GIVEN REQUEST
The required output is a single number: how many lines of the material contain the string "zespołu".

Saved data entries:
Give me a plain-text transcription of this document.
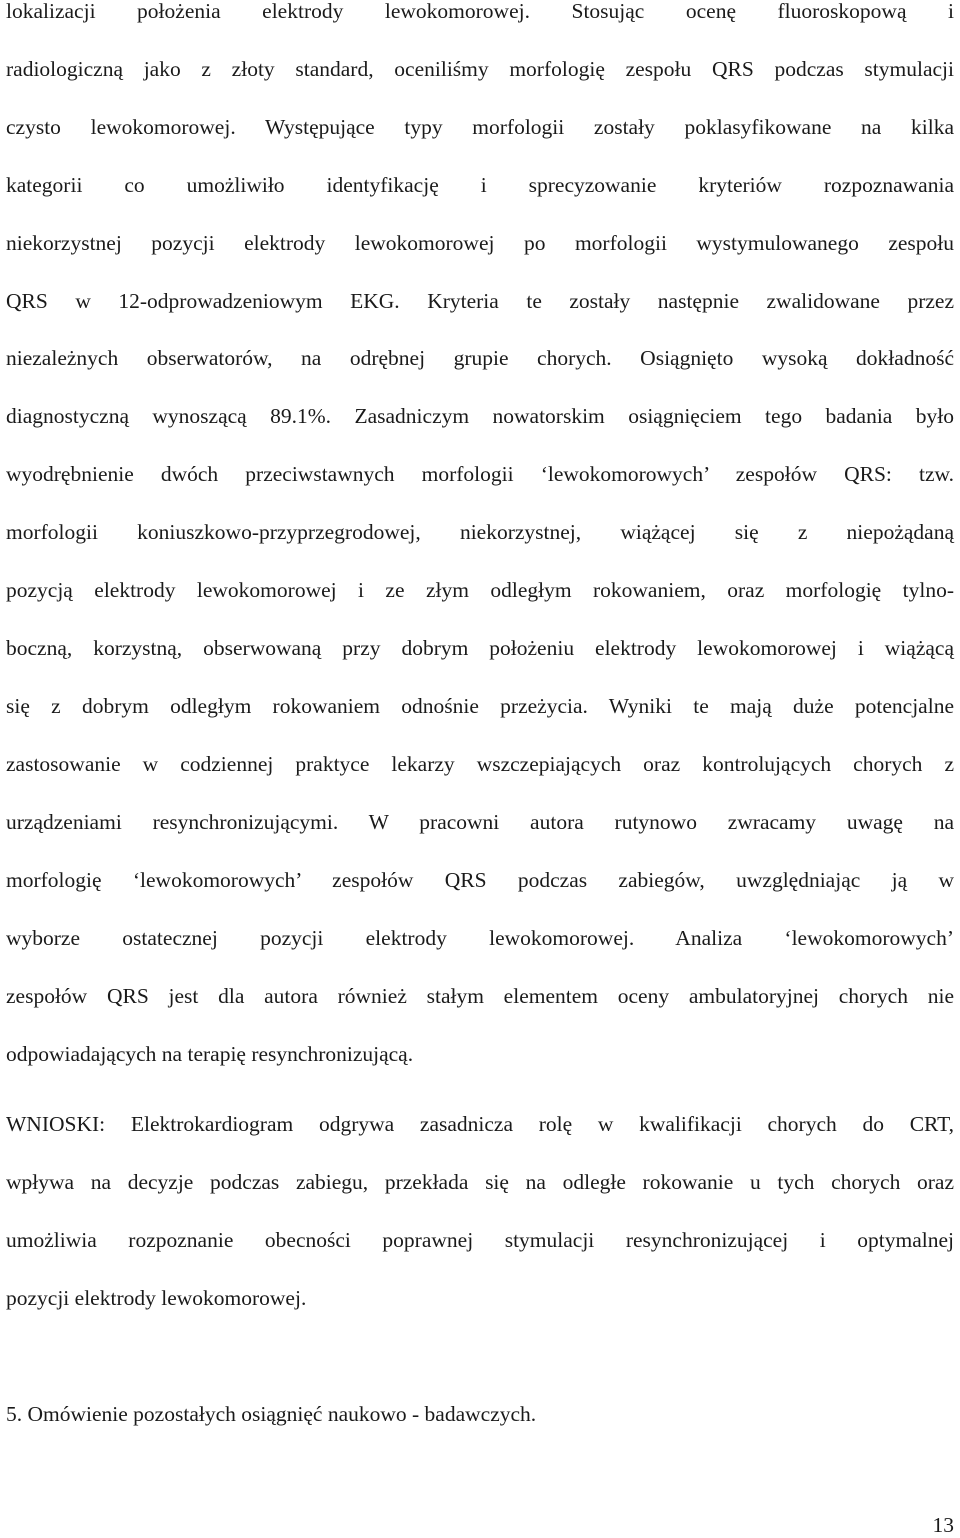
lokalizacji położenia elektrody lewokomorowej. Stosując ocenę fluoroskopową i
radiologiczną jako z złoty standard, oceniliśmy morfologię zespołu QRS podczas stymulacji
czysto lewokomorowej. Występujące typy morfologii zostały poklasyfikowane na kilka
kategorii co umożliwiło identyfikację i sprecyzowanie kryteriów rozpoznawania
niekorzystnej pozycji elektrody lewokomorowej po morfologii wystymulowanego zespołu
QRS w 12-odprowadzeniowym EKG. Kryteria te zostały następnie zwalidowane przez
niezależnych obserwatorów, na odrębnej grupie chorych. Osiągnięto wysoką dokładność
diagnostyczną wynoszącą 89.1%. Zasadniczym nowatorskim osiągnięciem tego badania było
wyodrębnienie dwóch przeciwstawnych morfologii ‘lewokomorowych’ zespołów QRS: tzw.
morfologii koniuszkowo-przyprzegrodowej, niekorzystnej, wiążącej się z niepożądaną
pozycją elektrody lewokomorowej i ze złym odległym rokowaniem, oraz morfologię tylno-
boczną, korzystną, obserwowaną przy dobrym położeniu elektrody lewokomorowej i wiążącą
się z dobrym odległym rokowaniem odnośnie przeżycia. Wyniki te mają duże potencjalne
zastosowanie w codziennej praktyce lekarzy wszczepiających oraz kontrolujących chorych z
urządzeniami resynchronizującymi. W pracowni autora rutynowo zwracamy uwagę na
morfologię ‘lewokomorowych’ zespołów QRS podczas zabiegów, uwzględniając ją w
wyborze ostatecznej pozycji elektrody lewokomorowej. Analiza ‘lewokomorowych’
zespołów QRS jest dla autora również stałym elementem oceny ambulatoryjnej chorych nie
odpowiadających na terapię resynchronizującą.
WNIOSKI: Elektrokardiogram odgrywa zasadnicza rolę w kwalifikacji chorych do CRT,
wpływa na decyzje podczas zabiegu, przekłada się na odległe rokowanie u tych chorych oraz
umożliwia rozpoznanie obecności poprawnej stymulacji resynchronizującej i optymalnej
pozycji elektrody lewokomorowej.
5. Omówienie pozostałych osiągnięć naukowo - badawczych.
13
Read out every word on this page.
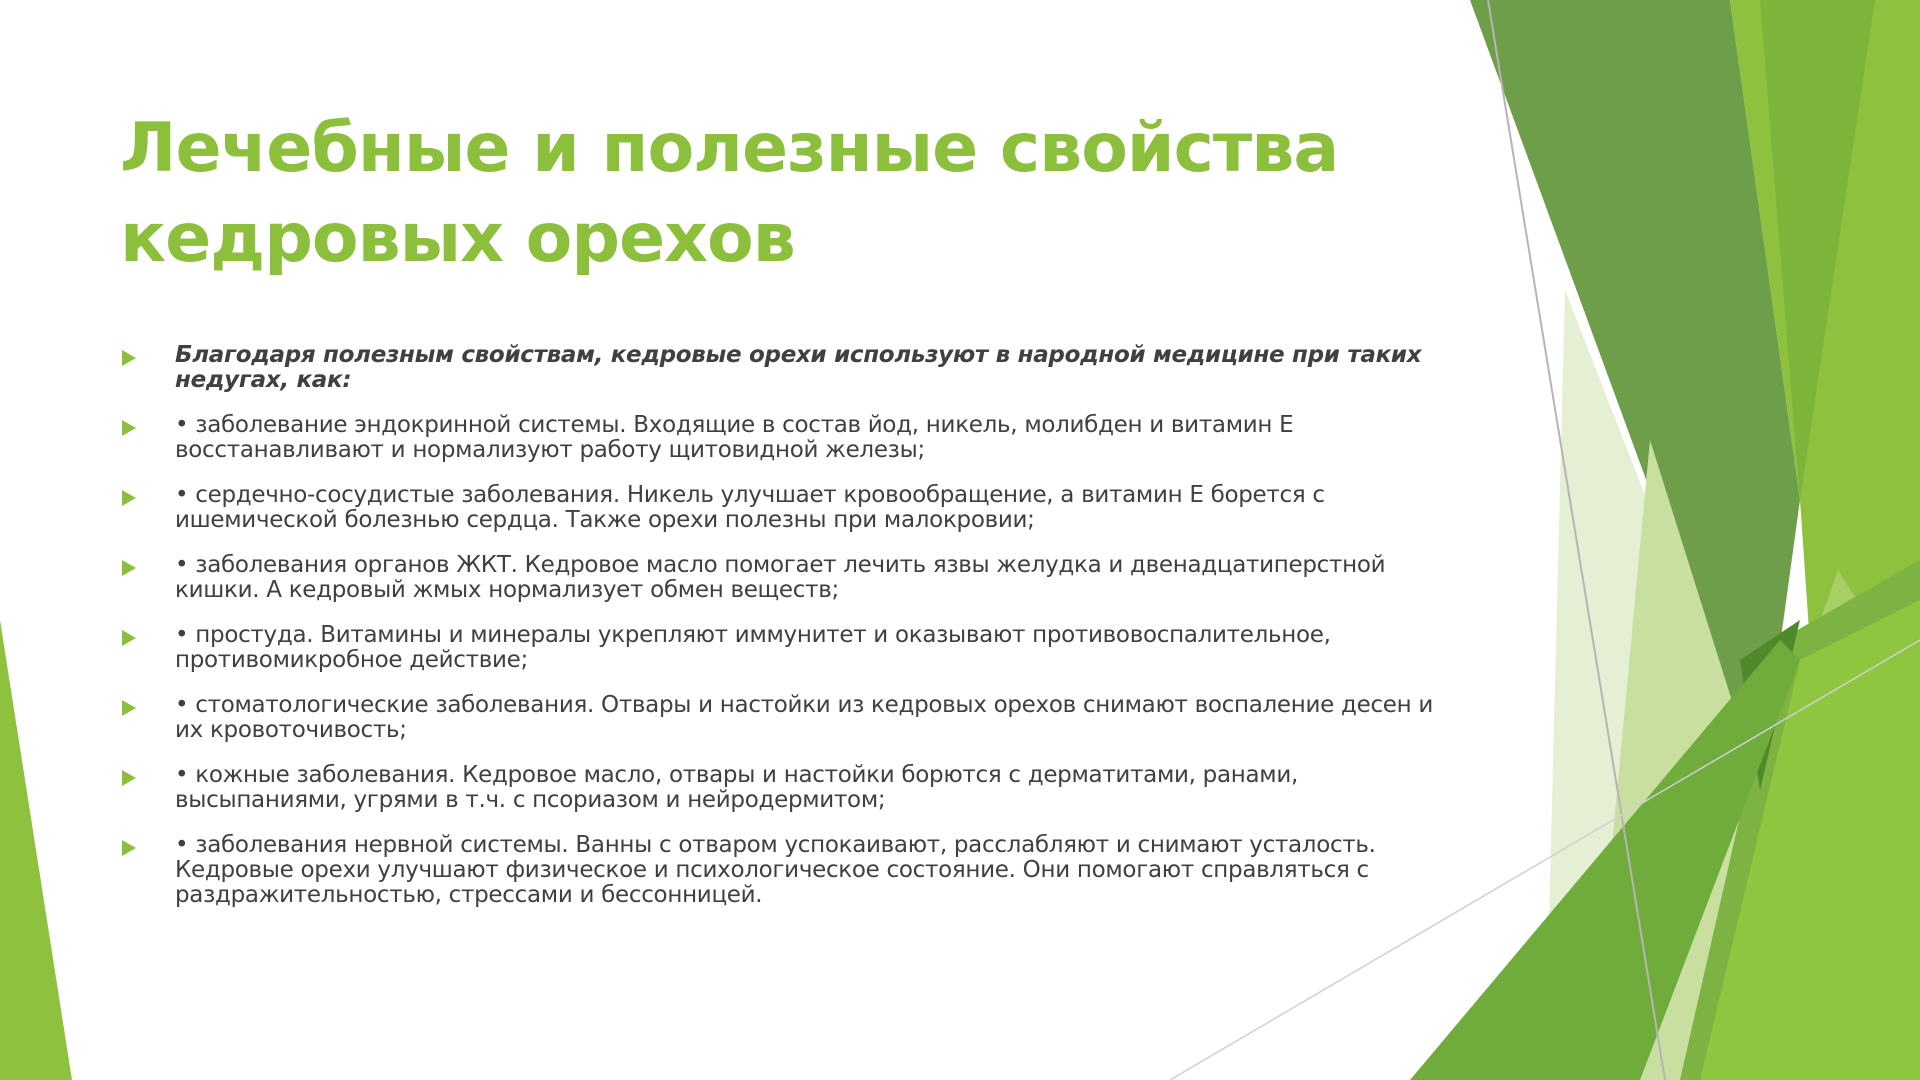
Лечебные и полезные свойства
кедровых орехов
Благодаря полезным свойствам, кедровые орехи используют в народной медицине при таких недугах, как:
• заболевание эндокринной системы. Входящие в состав йод, никель, молибден и витамин Е восстанавливают и нормализуют работу щитовидной железы;
• сердечно-сосудистые заболевания. Никель улучшает кровообращение, а витамин Е борется с ишемической болезнью сердца. Также орехи полезны при малокровии;
• заболевания органов ЖКТ. Кедровое масло помогает лечить язвы желудка и двенадцатиперстной кишки. А кедровый жмых нормализует обмен веществ;
• простуда. Витамины и минералы укрепляют иммунитет и оказывают противовоспалительное, противомикробное действие;
• стоматологические заболевания. Отвары и настойки из кедровых орехов снимают воспаление десен и их кровоточивость;
• кожные заболевания. Кедровое масло, отвары и настойки борются с дерматитами, ранами, высыпаниями, угрями в т.ч. с псориазом и нейродермитом;
• заболевания нервной системы. Ванны с отваром успокаивают, расслабляют и снимают усталость. Кедровые орехи улучшают физическое и психологическое состояние. Они помогают справляться с раздражительностью, стрессами и бессонницей.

RESULT BELOW
2